(Data excerpts)
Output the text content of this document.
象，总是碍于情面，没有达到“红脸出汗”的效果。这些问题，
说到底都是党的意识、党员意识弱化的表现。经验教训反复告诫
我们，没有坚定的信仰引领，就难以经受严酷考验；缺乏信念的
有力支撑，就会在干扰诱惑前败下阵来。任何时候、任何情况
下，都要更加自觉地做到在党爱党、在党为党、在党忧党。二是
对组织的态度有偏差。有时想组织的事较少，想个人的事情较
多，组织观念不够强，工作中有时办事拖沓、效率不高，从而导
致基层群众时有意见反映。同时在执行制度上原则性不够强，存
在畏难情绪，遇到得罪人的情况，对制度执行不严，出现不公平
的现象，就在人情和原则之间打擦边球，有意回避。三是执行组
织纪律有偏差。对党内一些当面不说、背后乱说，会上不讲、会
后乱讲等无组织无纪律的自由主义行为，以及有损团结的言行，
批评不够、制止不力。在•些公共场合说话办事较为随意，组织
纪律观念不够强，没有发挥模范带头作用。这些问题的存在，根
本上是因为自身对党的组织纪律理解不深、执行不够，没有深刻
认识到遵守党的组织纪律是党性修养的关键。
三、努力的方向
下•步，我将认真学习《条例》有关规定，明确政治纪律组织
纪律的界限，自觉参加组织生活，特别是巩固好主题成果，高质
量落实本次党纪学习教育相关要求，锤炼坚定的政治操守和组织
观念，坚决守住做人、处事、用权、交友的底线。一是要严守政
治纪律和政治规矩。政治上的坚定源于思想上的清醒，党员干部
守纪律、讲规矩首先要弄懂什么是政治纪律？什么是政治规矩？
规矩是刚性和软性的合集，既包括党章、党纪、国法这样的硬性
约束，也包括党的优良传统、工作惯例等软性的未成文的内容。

Given request - Write out all records exactly, keeping every detail.

Result of the task -
Output the text content of this document.
象，总是碍于情面，没有达到“红脸出汗”的效果。这些问题，
说到底都是党的意识、党员意识弱化的表现。经验教训反复告诫
我们，没有坚定的信仰引领，就难以经受严酷考验；缺乏信念的
有力支撑，就会在干扰诱惑前败下阵来。任何时候、任何情况
下，都要更加自觉地做到在党爱党、在党为党、在党忧党。二是
对组织的态度有偏差。有时想组织的事较少，想个人的事情较
多，组织观念不够强，工作中有时办事拖沓、效率不高，从而导
致基层群众时有意见反映。同时在执行制度上原则性不够强，存
在畏难情绪，遇到得罪人的情况，对制度执行不严，出现不公平
的现象，就在人情和原则之间打擦边球，有意回避。三是执行组
织纪律有偏差。对党内一些当面不说、背后乱说，会上不讲、会
后乱讲等无组织无纪律的自由主义行为，以及有损团结的言行，
批评不够、制止不力。在•些公共场合说话办事较为随意，组织
纪律观念不够强，没有发挥模范带头作用。这些问题的存在，根
本上是因为自身对党的组织纪律理解不深、执行不够，没有深刻
认识到遵守党的组织纪律是党性修养的关键。
三、努力的方向
下•步，我将认真学习《条例》有关规定，明确政治纪律组织
纪律的界限，自觉参加组织生活，特别是巩固好主题成果，高质
量落实本次党纪学习教育相关要求，锤炼坚定的政治操守和组织
观念，坚决守住做人、处事、用权、交友的底线。一是要严守政
治纪律和政治规矩。政治上的坚定源于思想上的清醒，党员干部
守纪律、讲规矩首先要弄懂什么是政治纪律？什么是政治规矩？
规矩是刚性和软性的合集，既包括党章、党纪、国法这样的硬性
约束，也包括党的优良传统、工作惯例等软性的未成文的内容。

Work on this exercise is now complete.